→ Stored items from a collection
-=-=-

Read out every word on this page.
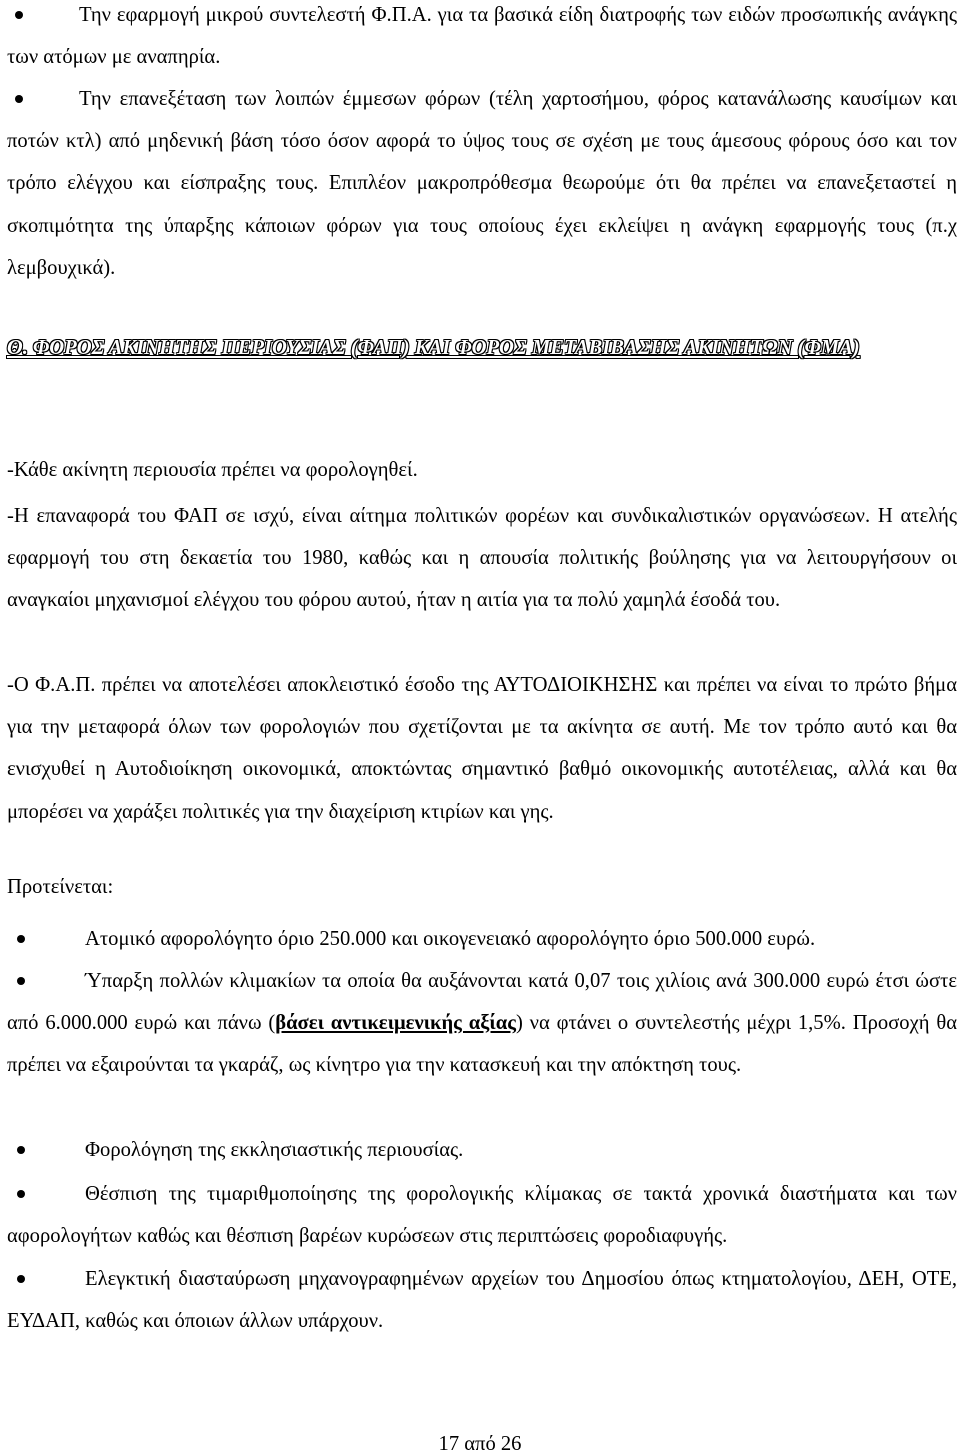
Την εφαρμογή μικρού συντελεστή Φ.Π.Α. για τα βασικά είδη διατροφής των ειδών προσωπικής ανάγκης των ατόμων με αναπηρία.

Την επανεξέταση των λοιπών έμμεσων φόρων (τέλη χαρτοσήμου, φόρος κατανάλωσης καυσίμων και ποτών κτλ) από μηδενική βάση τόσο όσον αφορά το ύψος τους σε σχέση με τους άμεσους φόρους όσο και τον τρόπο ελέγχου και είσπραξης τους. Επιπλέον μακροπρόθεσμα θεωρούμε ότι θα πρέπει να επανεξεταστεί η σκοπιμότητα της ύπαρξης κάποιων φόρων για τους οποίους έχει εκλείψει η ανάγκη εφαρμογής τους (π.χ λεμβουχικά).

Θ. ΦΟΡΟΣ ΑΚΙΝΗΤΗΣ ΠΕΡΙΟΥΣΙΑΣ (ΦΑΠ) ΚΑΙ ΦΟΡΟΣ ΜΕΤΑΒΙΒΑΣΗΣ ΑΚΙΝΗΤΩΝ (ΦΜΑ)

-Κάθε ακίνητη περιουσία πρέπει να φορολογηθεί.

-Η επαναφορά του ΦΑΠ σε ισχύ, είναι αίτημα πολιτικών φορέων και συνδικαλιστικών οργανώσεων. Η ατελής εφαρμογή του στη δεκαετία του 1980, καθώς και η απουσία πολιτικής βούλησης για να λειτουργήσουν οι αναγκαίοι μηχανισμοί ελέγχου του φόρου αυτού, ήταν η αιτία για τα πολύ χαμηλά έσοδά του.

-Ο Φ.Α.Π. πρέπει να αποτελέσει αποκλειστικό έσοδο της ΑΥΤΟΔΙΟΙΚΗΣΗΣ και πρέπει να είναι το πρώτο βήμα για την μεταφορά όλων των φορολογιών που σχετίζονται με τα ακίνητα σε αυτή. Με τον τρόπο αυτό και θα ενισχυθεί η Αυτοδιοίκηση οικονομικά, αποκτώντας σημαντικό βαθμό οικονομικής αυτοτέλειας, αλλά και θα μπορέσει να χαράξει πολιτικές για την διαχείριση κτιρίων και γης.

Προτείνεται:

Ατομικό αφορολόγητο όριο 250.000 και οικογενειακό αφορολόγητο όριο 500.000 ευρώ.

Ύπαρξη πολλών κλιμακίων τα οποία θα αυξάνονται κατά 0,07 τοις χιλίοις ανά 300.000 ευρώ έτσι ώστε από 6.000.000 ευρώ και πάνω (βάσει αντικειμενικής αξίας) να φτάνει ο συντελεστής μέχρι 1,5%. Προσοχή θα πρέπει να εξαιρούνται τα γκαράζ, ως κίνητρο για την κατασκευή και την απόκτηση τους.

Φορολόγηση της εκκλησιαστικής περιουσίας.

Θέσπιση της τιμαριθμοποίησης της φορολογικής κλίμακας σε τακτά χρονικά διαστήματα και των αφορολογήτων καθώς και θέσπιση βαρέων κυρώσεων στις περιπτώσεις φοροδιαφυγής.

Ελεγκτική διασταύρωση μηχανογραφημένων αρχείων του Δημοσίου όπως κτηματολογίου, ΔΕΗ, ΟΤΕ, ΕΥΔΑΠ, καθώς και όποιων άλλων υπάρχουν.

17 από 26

-=-=-

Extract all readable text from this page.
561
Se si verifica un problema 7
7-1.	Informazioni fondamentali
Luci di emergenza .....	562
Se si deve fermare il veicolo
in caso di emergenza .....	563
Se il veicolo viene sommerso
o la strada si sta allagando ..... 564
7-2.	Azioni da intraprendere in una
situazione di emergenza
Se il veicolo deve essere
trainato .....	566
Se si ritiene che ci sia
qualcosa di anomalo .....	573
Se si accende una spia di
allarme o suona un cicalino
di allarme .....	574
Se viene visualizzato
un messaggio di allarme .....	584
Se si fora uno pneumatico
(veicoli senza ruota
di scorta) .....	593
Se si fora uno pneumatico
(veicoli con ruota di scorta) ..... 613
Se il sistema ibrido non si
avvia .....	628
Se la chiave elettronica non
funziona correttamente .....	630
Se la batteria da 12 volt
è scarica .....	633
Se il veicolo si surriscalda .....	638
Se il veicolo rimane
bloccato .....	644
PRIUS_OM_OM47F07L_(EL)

-=-=-

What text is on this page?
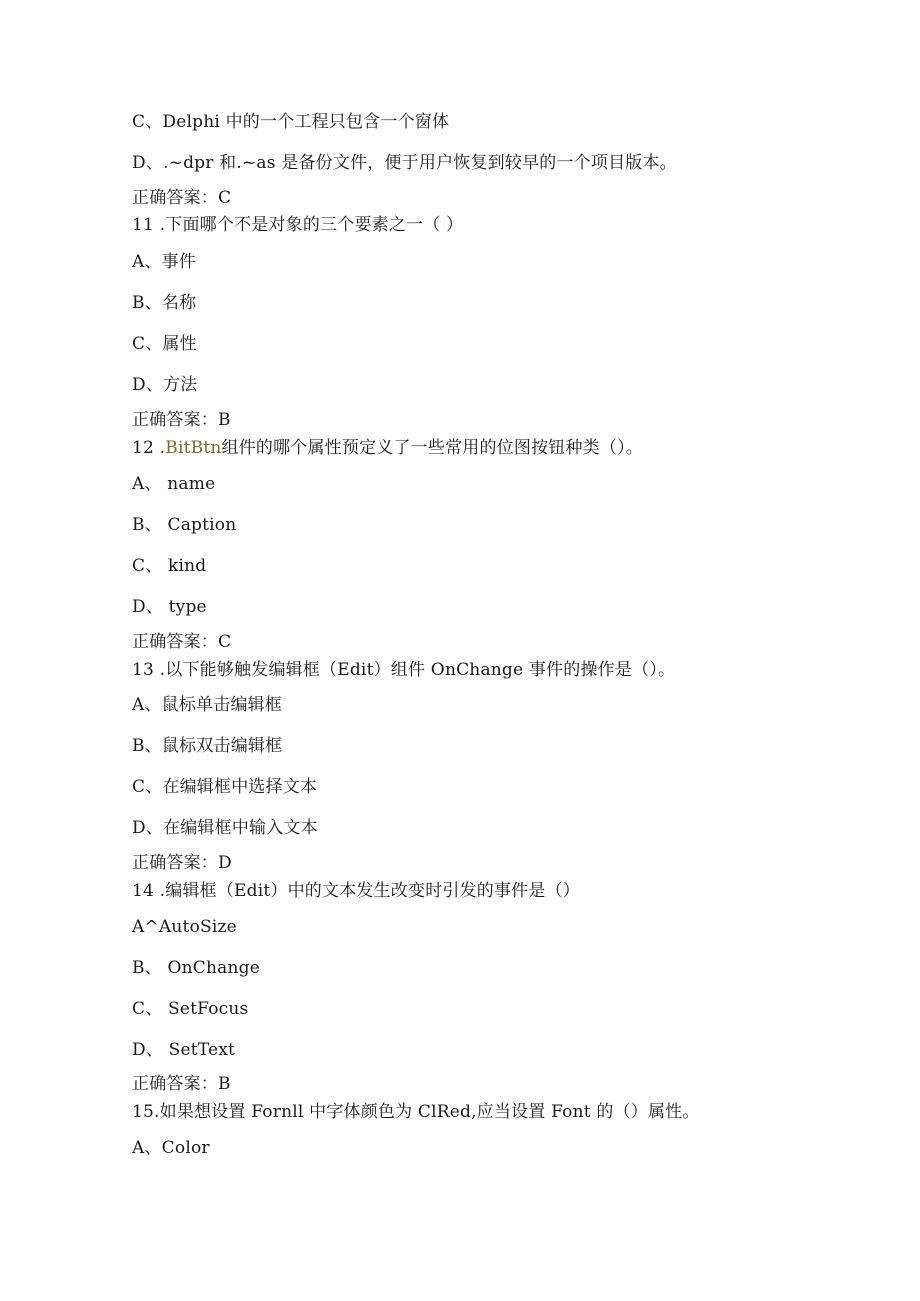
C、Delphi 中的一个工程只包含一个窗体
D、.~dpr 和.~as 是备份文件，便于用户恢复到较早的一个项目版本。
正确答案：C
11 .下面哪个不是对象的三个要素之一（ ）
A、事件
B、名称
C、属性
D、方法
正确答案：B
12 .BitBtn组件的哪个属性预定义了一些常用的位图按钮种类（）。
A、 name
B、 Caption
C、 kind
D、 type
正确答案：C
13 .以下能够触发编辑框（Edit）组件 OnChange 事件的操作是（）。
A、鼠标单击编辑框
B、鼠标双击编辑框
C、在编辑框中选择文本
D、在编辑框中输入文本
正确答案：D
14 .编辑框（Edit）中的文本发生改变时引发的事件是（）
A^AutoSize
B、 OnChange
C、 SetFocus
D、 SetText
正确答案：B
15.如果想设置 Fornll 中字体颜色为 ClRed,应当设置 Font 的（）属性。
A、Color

-=-=-

→ Task
State the count of lines in the data holding the word "allarme", adding nothing to it.

→ Worked solution
3